Records from a data source:
□ □ □
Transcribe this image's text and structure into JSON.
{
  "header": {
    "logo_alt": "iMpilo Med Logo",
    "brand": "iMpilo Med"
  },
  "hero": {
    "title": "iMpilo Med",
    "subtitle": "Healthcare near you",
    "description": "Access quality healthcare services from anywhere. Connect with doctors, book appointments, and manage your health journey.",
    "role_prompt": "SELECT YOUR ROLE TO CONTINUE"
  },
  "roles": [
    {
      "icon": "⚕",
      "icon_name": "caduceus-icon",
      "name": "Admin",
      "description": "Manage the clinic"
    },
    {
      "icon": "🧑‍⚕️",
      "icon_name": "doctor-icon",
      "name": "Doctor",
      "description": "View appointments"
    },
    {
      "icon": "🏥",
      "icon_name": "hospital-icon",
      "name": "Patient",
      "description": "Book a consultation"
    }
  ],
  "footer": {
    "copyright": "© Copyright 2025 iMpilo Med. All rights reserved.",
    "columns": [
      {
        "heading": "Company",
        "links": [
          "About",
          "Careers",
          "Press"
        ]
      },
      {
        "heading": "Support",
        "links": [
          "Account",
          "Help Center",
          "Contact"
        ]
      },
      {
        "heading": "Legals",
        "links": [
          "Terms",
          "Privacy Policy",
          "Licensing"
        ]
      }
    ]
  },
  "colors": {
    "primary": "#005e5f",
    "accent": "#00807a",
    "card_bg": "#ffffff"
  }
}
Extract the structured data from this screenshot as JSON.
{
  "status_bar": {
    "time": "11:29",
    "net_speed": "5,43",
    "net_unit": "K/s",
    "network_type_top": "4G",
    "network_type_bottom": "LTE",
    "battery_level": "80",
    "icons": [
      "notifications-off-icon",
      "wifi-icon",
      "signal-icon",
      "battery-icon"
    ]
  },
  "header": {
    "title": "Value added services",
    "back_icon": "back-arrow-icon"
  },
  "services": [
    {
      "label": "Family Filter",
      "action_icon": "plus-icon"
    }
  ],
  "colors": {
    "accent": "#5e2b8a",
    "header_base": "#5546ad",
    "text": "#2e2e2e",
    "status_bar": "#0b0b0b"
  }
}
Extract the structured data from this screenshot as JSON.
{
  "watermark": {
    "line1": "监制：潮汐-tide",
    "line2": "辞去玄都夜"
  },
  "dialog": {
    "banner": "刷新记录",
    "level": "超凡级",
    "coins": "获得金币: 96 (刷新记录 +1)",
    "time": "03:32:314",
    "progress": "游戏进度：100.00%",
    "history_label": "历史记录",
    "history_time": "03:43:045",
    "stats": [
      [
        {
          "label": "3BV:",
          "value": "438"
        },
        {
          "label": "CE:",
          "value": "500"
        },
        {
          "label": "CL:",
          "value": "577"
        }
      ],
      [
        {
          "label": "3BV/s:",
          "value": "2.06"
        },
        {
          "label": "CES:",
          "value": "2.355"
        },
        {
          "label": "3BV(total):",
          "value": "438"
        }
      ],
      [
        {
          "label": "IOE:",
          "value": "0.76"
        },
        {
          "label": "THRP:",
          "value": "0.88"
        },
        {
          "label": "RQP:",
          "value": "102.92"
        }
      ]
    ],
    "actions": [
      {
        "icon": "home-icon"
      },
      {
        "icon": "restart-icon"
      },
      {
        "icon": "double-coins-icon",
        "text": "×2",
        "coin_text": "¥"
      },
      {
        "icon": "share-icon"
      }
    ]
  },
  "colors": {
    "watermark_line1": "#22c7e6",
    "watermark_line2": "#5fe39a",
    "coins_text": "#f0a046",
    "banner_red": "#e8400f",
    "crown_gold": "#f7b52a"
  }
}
□ □ □
AIM OF THE TASK –
Reproduce the entries above exactly.

SOLUTION TO THE PROBLEM –
Transcribe this image's text and structure into JSON.
{
  "header": {
    "logo_alt": "iMpilo Med Logo",
    "brand": "iMpilo Med"
  },
  "hero": {
    "title": "iMpilo Med",
    "subtitle": "Healthcare near you",
    "description": "Access quality healthcare services from anywhere. Connect with doctors, book appointments, and manage your health journey.",
    "role_prompt": "SELECT YOUR ROLE TO CONTINUE"
  },
  "roles": [
    {
      "icon": "⚕",
      "icon_name": "caduceus-icon",
      "name": "Admin",
      "description": "Manage the clinic"
    },
    {
      "icon": "🧑‍⚕️",
      "icon_name": "doctor-icon",
      "name": "Doctor",
      "description": "View appointments"
    },
    {
      "icon": "🏥",
      "icon_name": "hospital-icon",
      "name": "Patient",
      "description": "Book a consultation"
    }
  ],
  "footer": {
    "copyright": "© Copyright 2025 iMpilo Med. All rights reserved.",
    "columns": [
      {
        "heading": "Company",
        "links": [
          "About",
          "Careers",
          "Press"
        ]
      },
      {
        "heading": "Support",
        "links": [
          "Account",
          "Help Center",
          "Contact"
        ]
      },
      {
        "heading": "Legals",
        "links": [
          "Terms",
          "Privacy Policy",
          "Licensing"
        ]
      }
    ]
  },
  "colors": {
    "primary": "#005e5f",
    "accent": "#00807a",
    "card_bg": "#ffffff"
  }
}
Extract the structured data from this screenshot as JSON.
{
  "status_bar": {
    "time": "11:29",
    "net_speed": "5,43",
    "net_unit": "K/s",
    "network_type_top": "4G",
    "network_type_bottom": "LTE",
    "battery_level": "80",
    "icons": [
      "notifications-off-icon",
      "wifi-icon",
      "signal-icon",
      "battery-icon"
    ]
  },
  "header": {
    "title": "Value added services",
    "back_icon": "back-arrow-icon"
  },
  "services": [
    {
      "label": "Family Filter",
      "action_icon": "plus-icon"
    }
  ],
  "colors": {
    "accent": "#5e2b8a",
    "header_base": "#5546ad",
    "text": "#2e2e2e",
    "status_bar": "#0b0b0b"
  }
}
Extract the structured data from this screenshot as JSON.
{
  "watermark": {
    "line1": "监制：潮汐-tide",
    "line2": "辞去玄都夜"
  },
  "dialog": {
    "banner": "刷新记录",
    "level": "超凡级",
    "coins": "获得金币: 96 (刷新记录 +1)",
    "time": "03:32:314",
    "progress": "游戏进度：100.00%",
    "history_label": "历史记录",
    "history_time": "03:43:045",
    "stats": [
      [
        {
          "label": "3BV:",
          "value": "438"
        },
        {
          "label": "CE:",
          "value": "500"
        },
        {
          "label": "CL:",
          "value": "577"
        }
      ],
      [
        {
          "label": "3BV/s:",
          "value": "2.06"
        },
        {
          "label": "CES:",
          "value": "2.355"
        },
        {
          "label": "3BV(total):",
          "value": "438"
        }
      ],
      [
        {
          "label": "IOE:",
          "value": "0.76"
        },
        {
          "label": "THRP:",
          "value": "0.88"
        },
        {
          "label": "RQP:",
          "value": "102.92"
        }
      ]
    ],
    "actions": [
      {
        "icon": "home-icon"
      },
      {
        "icon": "restart-icon"
      },
      {
        "icon": "double-coins-icon",
        "text": "×2",
        "coin_text": "¥"
      },
      {
        "icon": "share-icon"
      }
    ]
  },
  "colors": {
    "watermark_line1": "#22c7e6",
    "watermark_line2": "#5fe39a",
    "coins_text": "#f0a046",
    "banner_red": "#e8400f",
    "crown_gold": "#f7b52a"
  }
}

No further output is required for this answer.